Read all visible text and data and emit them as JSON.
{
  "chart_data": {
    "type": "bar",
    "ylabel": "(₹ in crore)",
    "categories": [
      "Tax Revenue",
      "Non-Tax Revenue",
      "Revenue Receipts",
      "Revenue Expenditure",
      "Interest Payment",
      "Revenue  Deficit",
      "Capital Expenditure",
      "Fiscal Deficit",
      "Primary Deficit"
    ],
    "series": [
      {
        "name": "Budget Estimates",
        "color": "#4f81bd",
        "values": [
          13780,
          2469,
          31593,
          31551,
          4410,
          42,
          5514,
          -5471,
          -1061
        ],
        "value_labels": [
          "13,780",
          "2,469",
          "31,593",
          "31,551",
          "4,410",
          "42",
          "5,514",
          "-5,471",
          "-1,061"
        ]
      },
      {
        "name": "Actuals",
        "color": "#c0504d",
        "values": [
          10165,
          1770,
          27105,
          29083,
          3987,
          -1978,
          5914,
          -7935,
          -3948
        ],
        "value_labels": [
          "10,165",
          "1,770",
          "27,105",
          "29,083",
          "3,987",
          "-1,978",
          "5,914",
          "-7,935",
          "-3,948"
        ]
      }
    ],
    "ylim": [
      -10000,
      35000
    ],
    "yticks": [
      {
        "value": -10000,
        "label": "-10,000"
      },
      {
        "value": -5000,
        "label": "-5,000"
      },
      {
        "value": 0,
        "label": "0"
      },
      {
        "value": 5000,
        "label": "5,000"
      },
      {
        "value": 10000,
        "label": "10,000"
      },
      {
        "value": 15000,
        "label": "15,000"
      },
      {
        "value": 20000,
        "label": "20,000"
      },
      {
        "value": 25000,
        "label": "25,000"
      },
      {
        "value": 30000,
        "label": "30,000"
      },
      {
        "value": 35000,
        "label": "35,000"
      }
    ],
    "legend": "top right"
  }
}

---------------

→ Required work: Copy each record from above exactly, and include every line.

→ Solution for this task:
Read all visible text and data and emit them as JSON.
{
  "chart_data": {
    "type": "bar",
    "ylabel": "(₹ in crore)",
    "categories": [
      "Tax Revenue",
      "Non-Tax Revenue",
      "Revenue Receipts",
      "Revenue Expenditure",
      "Interest Payment",
      "Revenue  Deficit",
      "Capital Expenditure",
      "Fiscal Deficit",
      "Primary Deficit"
    ],
    "series": [
      {
        "name": "Budget Estimates",
        "color": "#4f81bd",
        "values": [
          13780,
          2469,
          31593,
          31551,
          4410,
          42,
          5514,
          -5471,
          -1061
        ],
        "value_labels": [
          "13,780",
          "2,469",
          "31,593",
          "31,551",
          "4,410",
          "42",
          "5,514",
          "-5,471",
          "-1,061"
        ]
      },
      {
        "name": "Actuals",
        "color": "#c0504d",
        "values": [
          10165,
          1770,
          27105,
          29083,
          3987,
          -1978,
          5914,
          -7935,
          -3948
        ],
        "value_labels": [
          "10,165",
          "1,770",
          "27,105",
          "29,083",
          "3,987",
          "-1,978",
          "5,914",
          "-7,935",
          "-3,948"
        ]
      }
    ],
    "ylim": [
      -10000,
      35000
    ],
    "yticks": [
      {
        "value": -10000,
        "label": "-10,000"
      },
      {
        "value": -5000,
        "label": "-5,000"
      },
      {
        "value": 0,
        "label": "0"
      },
      {
        "value": 5000,
        "label": "5,000"
      },
      {
        "value": 10000,
        "label": "10,000"
      },
      {
        "value": 15000,
        "label": "15,000"
      },
      {
        "value": 20000,
        "label": "20,000"
      },
      {
        "value": 25000,
        "label": "25,000"
      },
      {
        "value": 30000,
        "label": "30,000"
      },
      {
        "value": 35000,
        "label": "35,000"
      }
    ],
    "legend": "top right"
  }
}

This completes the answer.